** BEGIN **

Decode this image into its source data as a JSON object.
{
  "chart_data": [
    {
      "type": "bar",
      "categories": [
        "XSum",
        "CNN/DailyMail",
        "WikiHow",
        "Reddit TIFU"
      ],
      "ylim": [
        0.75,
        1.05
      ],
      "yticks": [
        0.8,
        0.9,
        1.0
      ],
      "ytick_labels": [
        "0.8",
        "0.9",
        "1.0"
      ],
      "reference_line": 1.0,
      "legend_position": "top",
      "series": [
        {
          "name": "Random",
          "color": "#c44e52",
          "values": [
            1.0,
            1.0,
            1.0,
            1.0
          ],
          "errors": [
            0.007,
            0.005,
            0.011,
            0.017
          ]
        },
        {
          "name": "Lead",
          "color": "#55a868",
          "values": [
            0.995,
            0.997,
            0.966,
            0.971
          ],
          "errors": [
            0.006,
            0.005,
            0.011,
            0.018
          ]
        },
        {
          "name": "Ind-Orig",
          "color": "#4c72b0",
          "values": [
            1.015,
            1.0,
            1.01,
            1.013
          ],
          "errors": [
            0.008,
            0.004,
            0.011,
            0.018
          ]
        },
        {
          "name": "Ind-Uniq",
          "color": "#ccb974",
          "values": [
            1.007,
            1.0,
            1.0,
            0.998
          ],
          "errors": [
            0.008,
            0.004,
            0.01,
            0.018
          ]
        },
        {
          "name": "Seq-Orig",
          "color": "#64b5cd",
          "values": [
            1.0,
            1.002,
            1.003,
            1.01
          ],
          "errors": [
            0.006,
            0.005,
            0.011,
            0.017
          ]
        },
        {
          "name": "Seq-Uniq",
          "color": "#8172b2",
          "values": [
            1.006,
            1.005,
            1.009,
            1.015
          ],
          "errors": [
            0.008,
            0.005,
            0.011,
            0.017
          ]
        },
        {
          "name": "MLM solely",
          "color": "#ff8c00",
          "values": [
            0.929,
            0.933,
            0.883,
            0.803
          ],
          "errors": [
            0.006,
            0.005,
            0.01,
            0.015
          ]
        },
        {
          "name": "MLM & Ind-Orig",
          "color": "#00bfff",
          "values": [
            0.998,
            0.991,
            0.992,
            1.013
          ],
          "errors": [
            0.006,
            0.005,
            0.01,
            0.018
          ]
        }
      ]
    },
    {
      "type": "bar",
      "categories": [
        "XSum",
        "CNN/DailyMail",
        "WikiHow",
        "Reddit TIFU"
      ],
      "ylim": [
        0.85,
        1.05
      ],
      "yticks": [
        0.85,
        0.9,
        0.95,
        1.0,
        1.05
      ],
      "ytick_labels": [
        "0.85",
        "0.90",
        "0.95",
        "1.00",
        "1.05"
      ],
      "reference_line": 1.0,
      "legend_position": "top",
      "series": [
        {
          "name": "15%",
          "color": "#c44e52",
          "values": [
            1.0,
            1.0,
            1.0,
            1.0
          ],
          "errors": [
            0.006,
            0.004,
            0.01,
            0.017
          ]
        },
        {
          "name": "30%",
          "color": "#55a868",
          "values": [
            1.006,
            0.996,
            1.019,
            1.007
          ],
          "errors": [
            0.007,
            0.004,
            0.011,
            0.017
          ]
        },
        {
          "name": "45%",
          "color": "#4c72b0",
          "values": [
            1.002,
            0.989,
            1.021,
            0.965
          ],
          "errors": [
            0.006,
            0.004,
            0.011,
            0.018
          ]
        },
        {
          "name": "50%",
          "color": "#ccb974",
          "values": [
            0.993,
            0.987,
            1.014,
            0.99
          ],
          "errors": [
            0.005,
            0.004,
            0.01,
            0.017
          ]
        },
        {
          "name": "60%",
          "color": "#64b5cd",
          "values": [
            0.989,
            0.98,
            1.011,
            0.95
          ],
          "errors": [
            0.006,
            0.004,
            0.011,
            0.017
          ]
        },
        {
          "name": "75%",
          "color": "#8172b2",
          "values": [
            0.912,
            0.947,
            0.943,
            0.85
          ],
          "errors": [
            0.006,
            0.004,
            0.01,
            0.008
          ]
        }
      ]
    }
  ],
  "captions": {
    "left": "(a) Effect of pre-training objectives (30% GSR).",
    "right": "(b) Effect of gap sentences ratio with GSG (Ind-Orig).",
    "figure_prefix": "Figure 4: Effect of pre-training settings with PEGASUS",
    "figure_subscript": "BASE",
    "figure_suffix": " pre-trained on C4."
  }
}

** END **

■ DIRECTIVE:
How many lines in these records hold the string "Effect"? Reply with the number alone.

■ FINAL RESULT:
3